WHAT TO DO:
Extract the lines of the material from the line containing "menu-item-label: Upload Image" through the line containing "app-root: Notes /", inclusive, reproducing each one verbatim.
#### GIVEN DATA ####
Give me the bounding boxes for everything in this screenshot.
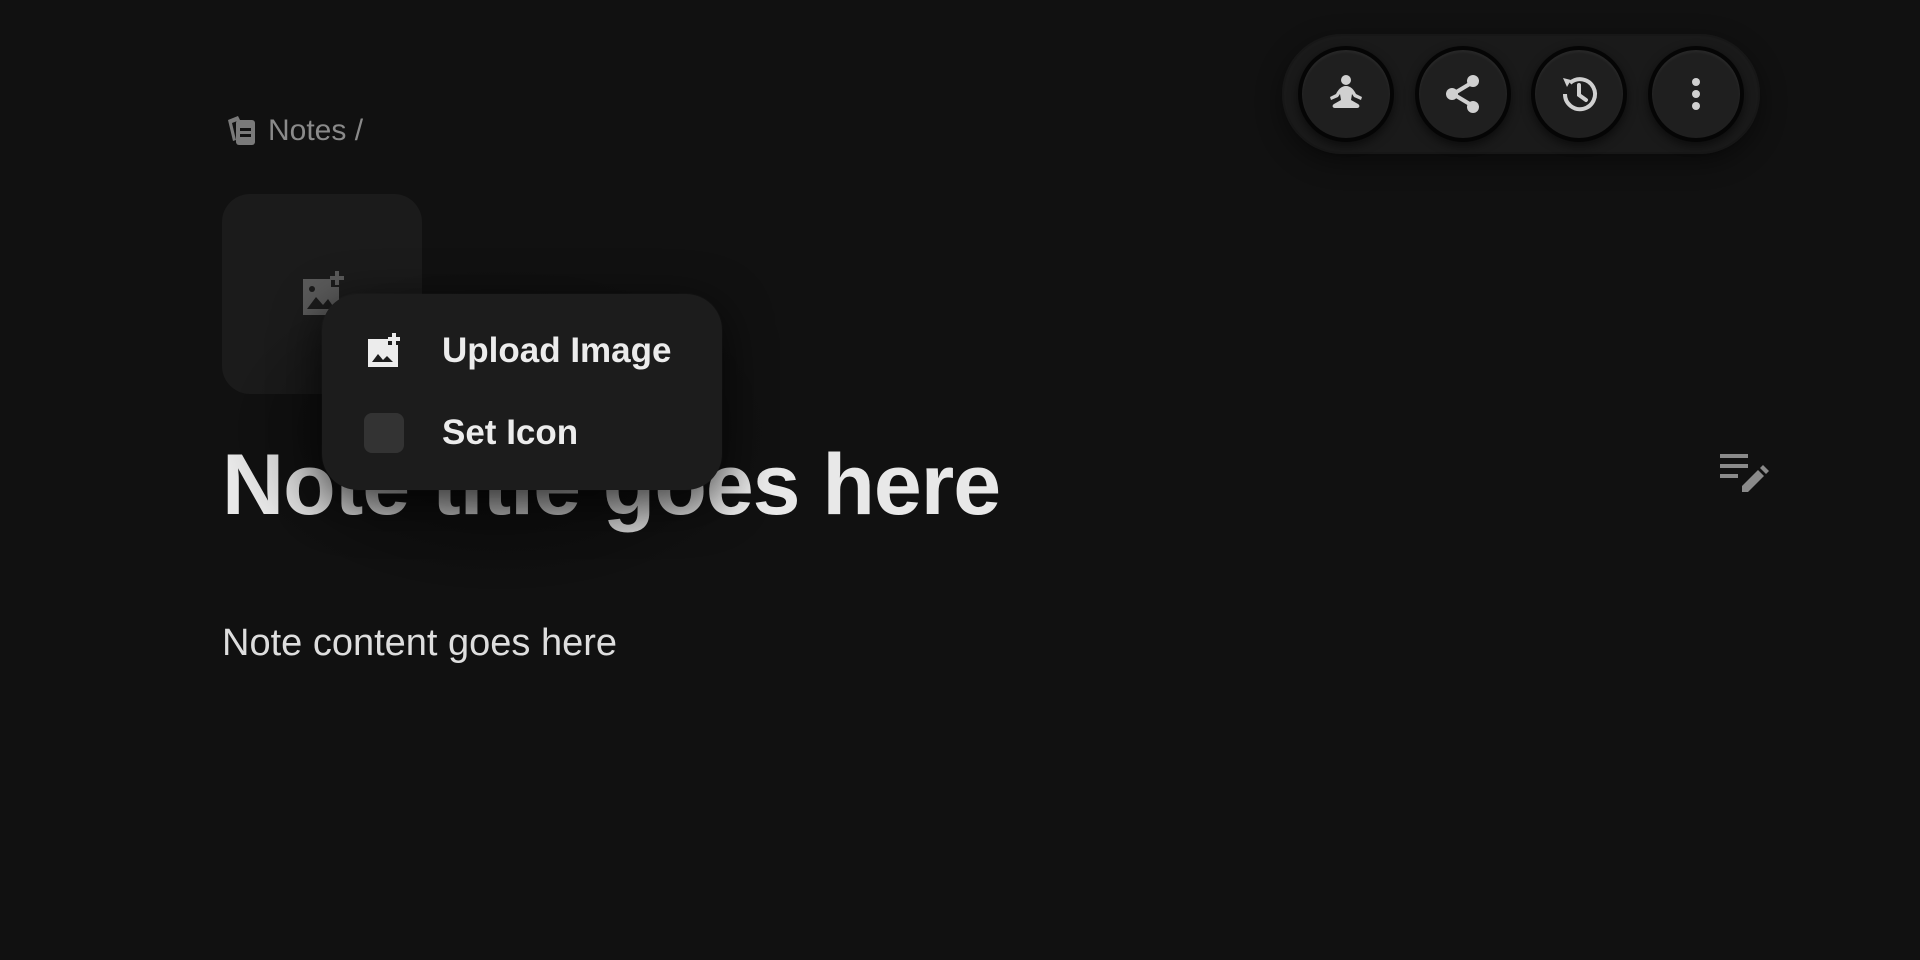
menu-item-label: Upload Image xyxy=(442,331,672,370)
more-options-button[interactable] xyxy=(1647,46,1744,142)
icon-swatch xyxy=(364,413,404,453)
menu-item-label: Set Icon xyxy=(442,413,579,452)
add-photo-icon xyxy=(364,331,404,371)
app-root: Notes / Note here Note content goes here… xyxy=(0,0,1920,960)
breadcrumb-label[interactable]: Notes / xyxy=(268,114,363,148)
history-icon xyxy=(1557,72,1601,116)
edit-note-button[interactable] xyxy=(1718,450,1770,500)
menu-item-upload-image[interactable]: Upload Image xyxy=(322,310,722,392)
focus-mode-button[interactable] xyxy=(1298,46,1395,142)
swatch-square-icon xyxy=(364,413,404,453)
note-content[interactable]: Note content goes here xyxy=(222,622,617,665)
cover-popup-menu: Upload Image Set Icon xyxy=(322,294,722,490)
note-toolbar xyxy=(1282,34,1760,154)
notes-stack-icon xyxy=(224,114,258,148)
meditation-icon xyxy=(1324,72,1368,116)
share-icon xyxy=(1441,72,1485,116)
more-vertical-icon xyxy=(1674,72,1718,116)
share-button[interactable] xyxy=(1414,46,1511,142)
history-button[interactable] xyxy=(1531,46,1628,142)
breadcrumb: Notes / xyxy=(224,114,363,148)
edit-list-icon xyxy=(1718,450,1770,500)
menu-item-set-icon[interactable]: Set Icon xyxy=(322,392,722,474)
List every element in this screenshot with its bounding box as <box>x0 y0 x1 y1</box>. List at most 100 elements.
####
WORKED SOLUTION:
menu-item-label: Upload Image xyxy=(442,331,672,370)
more-options-button[interactable] xyxy=(1647,46,1744,142)
icon-swatch xyxy=(364,413,404,453)
menu-item-label: Set Icon xyxy=(442,413,579,452)
add-photo-icon xyxy=(364,331,404,371)
app-root: Notes / Note here Note content goes here… xyxy=(0,0,1920,960)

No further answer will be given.